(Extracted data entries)
------------------------------

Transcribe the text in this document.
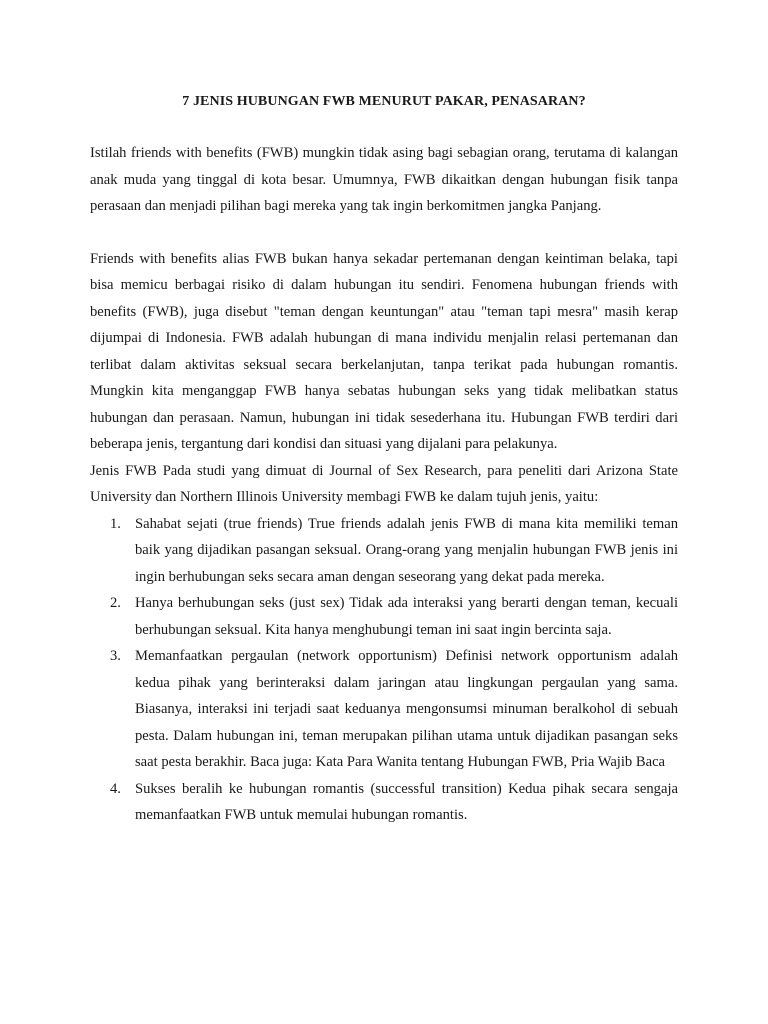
7 JENIS HUBUNGAN FWB MENURUT PAKAR, PENASARAN?

Istilah friends with benefits (FWB) mungkin tidak asing bagi sebagian orang, terutama di kalangan anak muda yang tinggal di kota besar. Umumnya, FWB dikaitkan dengan hubungan fisik tanpa perasaan dan menjadi pilihan bagi mereka yang tak ingin berkomitmen jangka Panjang.

Friends with benefits alias FWB bukan hanya sekadar pertemanan dengan keintiman belaka, tapi bisa memicu berbagai risiko di dalam hubungan itu sendiri. Fenomena hubungan friends with benefits (FWB), juga disebut "teman dengan keuntungan" atau "teman tapi mesra" masih kerap dijumpai di Indonesia. FWB adalah hubungan di mana individu menjalin relasi pertemanan dan terlibat dalam aktivitas seksual secara berkelanjutan, tanpa terikat pada hubungan romantis. Mungkin kita menganggap FWB hanya sebatas hubungan seks yang tidak melibatkan status hubungan dan perasaan. Namun, hubungan ini tidak sesederhana itu. Hubungan FWB terdiri dari beberapa jenis, tergantung dari kondisi dan situasi yang dijalani para pelakunya.

Jenis FWB Pada studi yang dimuat di Journal of Sex Research, para peneliti dari Arizona State University dan Northern Illinois University membagi FWB ke dalam tujuh jenis, yaitu:

1. Sahabat sejati (true friends) True friends adalah jenis FWB di mana kita memiliki teman baik yang dijadikan pasangan seksual. Orang-orang yang menjalin hubungan FWB jenis ini ingin berhubungan seks secara aman dengan seseorang yang dekat pada mereka.
2. Hanya berhubungan seks (just sex) Tidak ada interaksi yang berarti dengan teman, kecuali berhubungan seksual. Kita hanya menghubungi teman ini saat ingin bercinta saja.
3. Memanfaatkan pergaulan (network opportunism) Definisi network opportunism adalah kedua pihak yang berinteraksi dalam jaringan atau lingkungan pergaulan yang sama. Biasanya, interaksi ini terjadi saat keduanya mengonsumsi minuman beralkohol di sebuah pesta. Dalam hubungan ini, teman merupakan pilihan utama untuk dijadikan pasangan seks saat pesta berakhir. Baca juga: Kata Para Wanita tentang Hubungan FWB, Pria Wajib Baca
4. Sukses beralih ke hubungan romantis (successful transition) Kedua pihak secara sengaja memanfaatkan FWB untuk memulai hubungan romantis.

------------------------------

■ WHAT YOU WILL DO ■
Write out all the entries again, word for word, and print no images.

■ ANSWER BELOW ■
Transcribe the text in this document.
7 JENIS HUBUNGAN FWB MENURUT PAKAR, PENASARAN?

Istilah friends with benefits (FWB) mungkin tidak asing bagi sebagian orang, terutama di kalangan anak muda yang tinggal di kota besar. Umumnya, FWB dikaitkan dengan hubungan fisik tanpa perasaan dan menjadi pilihan bagi mereka yang tak ingin berkomitmen jangka Panjang.

Friends with benefits alias FWB bukan hanya sekadar pertemanan dengan keintiman belaka, tapi bisa memicu berbagai risiko di dalam hubungan itu sendiri. Fenomena hubungan friends with benefits (FWB), juga disebut "teman dengan keuntungan" atau "teman tapi mesra" masih kerap dijumpai di Indonesia. FWB adalah hubungan di mana individu menjalin relasi pertemanan dan terlibat dalam aktivitas seksual secara berkelanjutan, tanpa terikat pada hubungan romantis. Mungkin kita menganggap FWB hanya sebatas hubungan seks yang tidak melibatkan status hubungan dan perasaan. Namun, hubungan ini tidak sesederhana itu. Hubungan FWB terdiri dari beberapa jenis, tergantung dari kondisi dan situasi yang dijalani para pelakunya.

Jenis FWB Pada studi yang dimuat di Journal of Sex Research, para peneliti dari Arizona State University dan Northern Illinois University membagi FWB ke dalam tujuh jenis, yaitu:

1. Sahabat sejati (true friends) True friends adalah jenis FWB di mana kita memiliki teman baik yang dijadikan pasangan seksual. Orang-orang yang menjalin hubungan FWB jenis ini ingin berhubungan seks secara aman dengan seseorang yang dekat pada mereka.
2. Hanya berhubungan seks (just sex) Tidak ada interaksi yang berarti dengan teman, kecuali berhubungan seksual. Kita hanya menghubungi teman ini saat ingin bercinta saja.
3. Memanfaatkan pergaulan (network opportunism) Definisi network opportunism adalah kedua pihak yang berinteraksi dalam jaringan atau lingkungan pergaulan yang sama. Biasanya, interaksi ini terjadi saat keduanya mengonsumsi minuman beralkohol di sebuah pesta. Dalam hubungan ini, teman merupakan pilihan utama untuk dijadikan pasangan seks saat pesta berakhir. Baca juga: Kata Para Wanita tentang Hubungan FWB, Pria Wajib Baca
4. Sukses beralih ke hubungan romantis (successful transition) Kedua pihak secara sengaja memanfaatkan FWB untuk memulai hubungan romantis.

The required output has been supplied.